#### [What you should do]
Reproduce word for word everything from the line containing "Enumerate the UI" down to the line containing "arrow-icon — [399, 47, 435, 97]", both of those lines included. Omit the pictures from your answer.

START Source records

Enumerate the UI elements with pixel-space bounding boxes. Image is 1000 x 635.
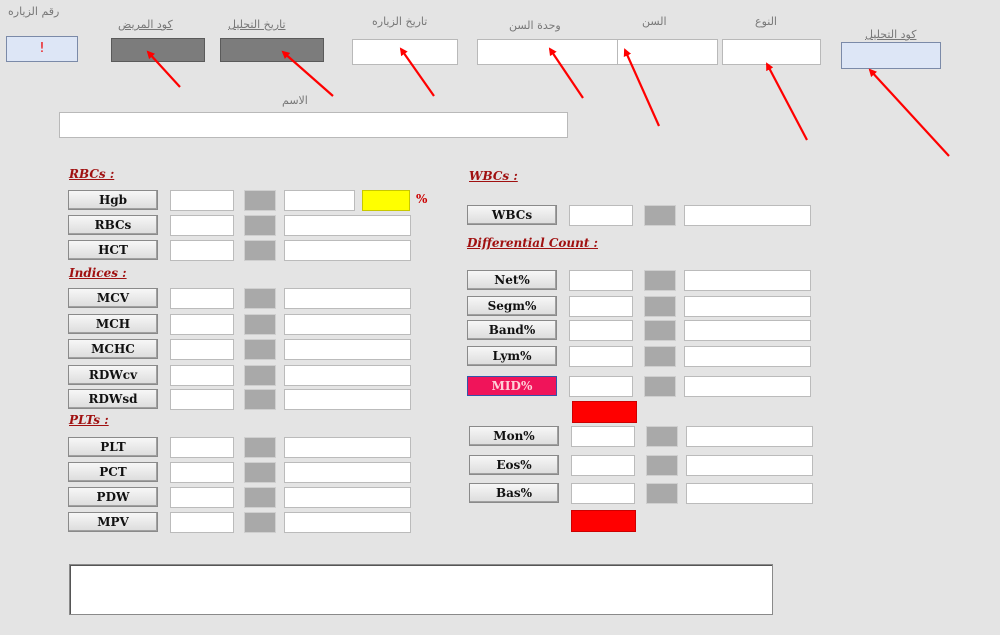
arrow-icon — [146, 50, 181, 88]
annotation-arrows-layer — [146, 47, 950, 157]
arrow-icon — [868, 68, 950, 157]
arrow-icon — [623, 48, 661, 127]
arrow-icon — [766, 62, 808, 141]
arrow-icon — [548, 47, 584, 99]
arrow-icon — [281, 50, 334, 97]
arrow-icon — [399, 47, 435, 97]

END Source records
START Source records

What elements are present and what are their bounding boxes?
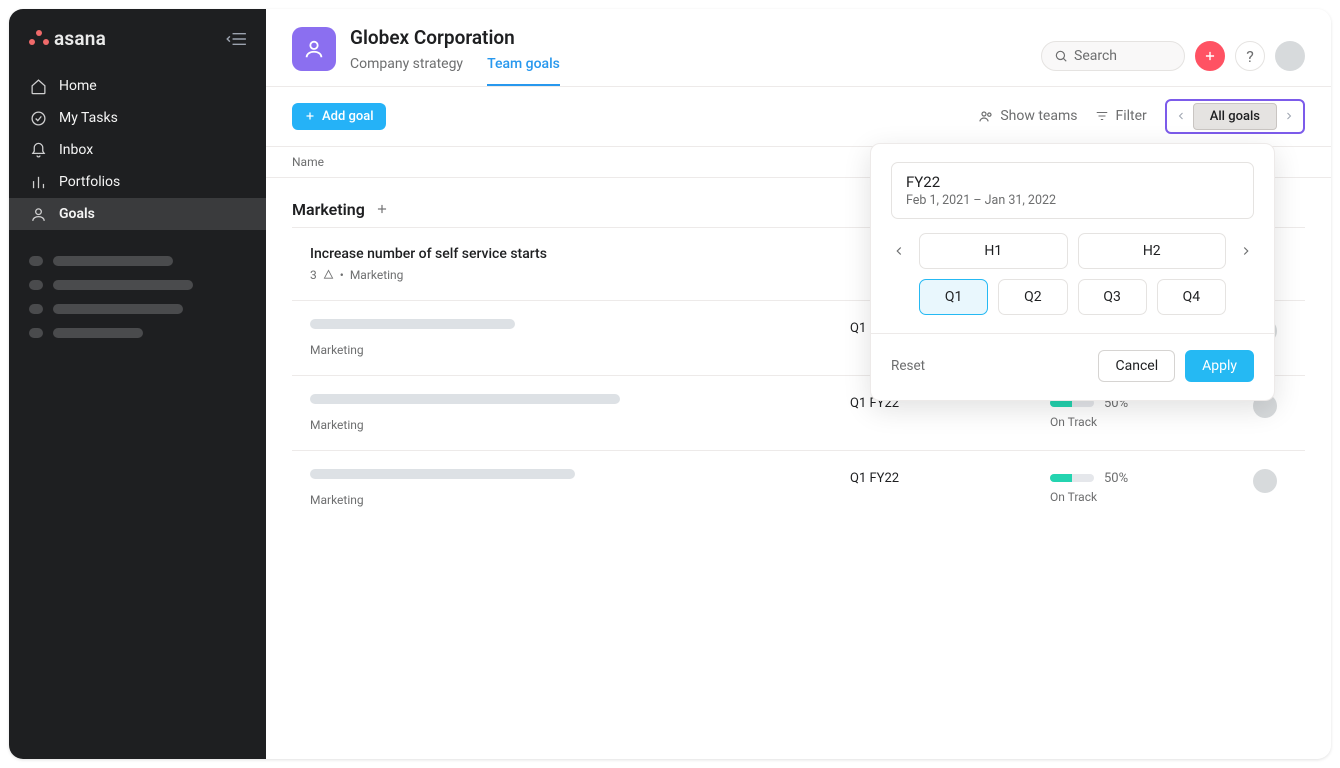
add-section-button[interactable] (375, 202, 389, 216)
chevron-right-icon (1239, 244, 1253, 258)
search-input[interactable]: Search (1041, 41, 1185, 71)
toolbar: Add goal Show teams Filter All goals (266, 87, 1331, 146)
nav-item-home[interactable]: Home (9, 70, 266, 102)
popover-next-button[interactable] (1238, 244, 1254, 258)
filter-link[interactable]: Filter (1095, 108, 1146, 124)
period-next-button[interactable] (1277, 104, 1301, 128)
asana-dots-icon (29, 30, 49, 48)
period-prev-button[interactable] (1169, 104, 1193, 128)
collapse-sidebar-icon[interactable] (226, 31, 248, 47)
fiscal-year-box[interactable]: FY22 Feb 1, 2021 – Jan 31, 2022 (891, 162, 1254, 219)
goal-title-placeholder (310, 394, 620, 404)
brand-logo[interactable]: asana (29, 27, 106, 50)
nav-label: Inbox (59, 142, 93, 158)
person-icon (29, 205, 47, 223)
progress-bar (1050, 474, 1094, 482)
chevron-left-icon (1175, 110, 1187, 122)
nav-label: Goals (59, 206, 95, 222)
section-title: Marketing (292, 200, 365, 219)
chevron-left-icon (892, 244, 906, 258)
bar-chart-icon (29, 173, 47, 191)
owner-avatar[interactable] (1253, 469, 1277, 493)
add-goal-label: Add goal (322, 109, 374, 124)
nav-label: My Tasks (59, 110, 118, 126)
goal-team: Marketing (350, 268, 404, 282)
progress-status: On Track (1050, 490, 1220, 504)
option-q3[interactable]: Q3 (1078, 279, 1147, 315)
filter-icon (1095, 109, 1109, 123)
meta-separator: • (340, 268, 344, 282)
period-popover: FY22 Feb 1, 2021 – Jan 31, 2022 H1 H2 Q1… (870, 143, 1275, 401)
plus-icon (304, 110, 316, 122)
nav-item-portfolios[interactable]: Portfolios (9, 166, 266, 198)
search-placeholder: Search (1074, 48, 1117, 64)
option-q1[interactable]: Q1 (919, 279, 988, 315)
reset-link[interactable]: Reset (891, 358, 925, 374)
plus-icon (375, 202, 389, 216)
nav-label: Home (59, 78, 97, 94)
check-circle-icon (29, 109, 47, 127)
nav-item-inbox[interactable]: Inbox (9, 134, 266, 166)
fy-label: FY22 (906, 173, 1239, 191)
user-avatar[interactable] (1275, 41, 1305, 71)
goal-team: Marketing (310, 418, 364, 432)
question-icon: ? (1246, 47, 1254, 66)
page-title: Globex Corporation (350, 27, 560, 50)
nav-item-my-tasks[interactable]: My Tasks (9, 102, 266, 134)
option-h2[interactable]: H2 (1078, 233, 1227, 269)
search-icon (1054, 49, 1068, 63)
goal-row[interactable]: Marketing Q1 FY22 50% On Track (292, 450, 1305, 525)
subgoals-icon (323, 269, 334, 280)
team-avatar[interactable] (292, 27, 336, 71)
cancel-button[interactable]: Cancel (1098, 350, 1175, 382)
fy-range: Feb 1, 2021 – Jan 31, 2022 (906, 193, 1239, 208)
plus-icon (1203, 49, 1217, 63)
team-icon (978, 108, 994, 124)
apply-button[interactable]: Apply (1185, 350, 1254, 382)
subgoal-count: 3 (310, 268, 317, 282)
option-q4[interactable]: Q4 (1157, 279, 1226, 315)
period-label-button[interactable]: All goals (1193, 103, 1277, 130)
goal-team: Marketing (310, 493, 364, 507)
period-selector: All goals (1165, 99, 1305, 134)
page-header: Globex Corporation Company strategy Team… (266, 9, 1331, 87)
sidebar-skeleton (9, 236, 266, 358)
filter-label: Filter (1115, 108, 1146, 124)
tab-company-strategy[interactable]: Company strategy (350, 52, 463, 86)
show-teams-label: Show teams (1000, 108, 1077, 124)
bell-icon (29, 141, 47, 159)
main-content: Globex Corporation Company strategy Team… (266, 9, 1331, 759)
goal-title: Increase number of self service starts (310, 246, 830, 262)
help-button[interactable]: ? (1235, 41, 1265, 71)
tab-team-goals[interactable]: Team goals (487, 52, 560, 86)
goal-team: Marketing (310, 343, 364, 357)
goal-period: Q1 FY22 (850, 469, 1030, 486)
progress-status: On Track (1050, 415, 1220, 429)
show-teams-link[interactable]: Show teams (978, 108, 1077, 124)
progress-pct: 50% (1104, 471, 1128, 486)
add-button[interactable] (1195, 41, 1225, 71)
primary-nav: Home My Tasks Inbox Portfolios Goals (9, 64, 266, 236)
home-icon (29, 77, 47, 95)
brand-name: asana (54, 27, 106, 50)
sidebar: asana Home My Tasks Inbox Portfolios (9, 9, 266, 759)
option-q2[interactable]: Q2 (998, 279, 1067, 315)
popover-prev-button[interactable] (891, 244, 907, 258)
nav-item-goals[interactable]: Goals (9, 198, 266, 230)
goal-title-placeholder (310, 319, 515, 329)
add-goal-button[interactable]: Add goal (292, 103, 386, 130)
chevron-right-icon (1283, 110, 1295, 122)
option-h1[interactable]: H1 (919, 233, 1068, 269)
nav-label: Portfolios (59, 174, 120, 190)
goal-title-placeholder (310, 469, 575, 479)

END Source records

#### [Output of the exercise]
Enumerate the UI elements with pixel-space bounding boxes. Image is 1000 x 635.
arrow-icon — [146, 50, 181, 88]
annotation-arrows-layer — [146, 47, 950, 157]
arrow-icon — [868, 68, 950, 157]
arrow-icon — [623, 48, 661, 127]
arrow-icon — [766, 62, 808, 141]
arrow-icon — [548, 47, 584, 99]
arrow-icon — [281, 50, 334, 97]
arrow-icon — [399, 47, 435, 97]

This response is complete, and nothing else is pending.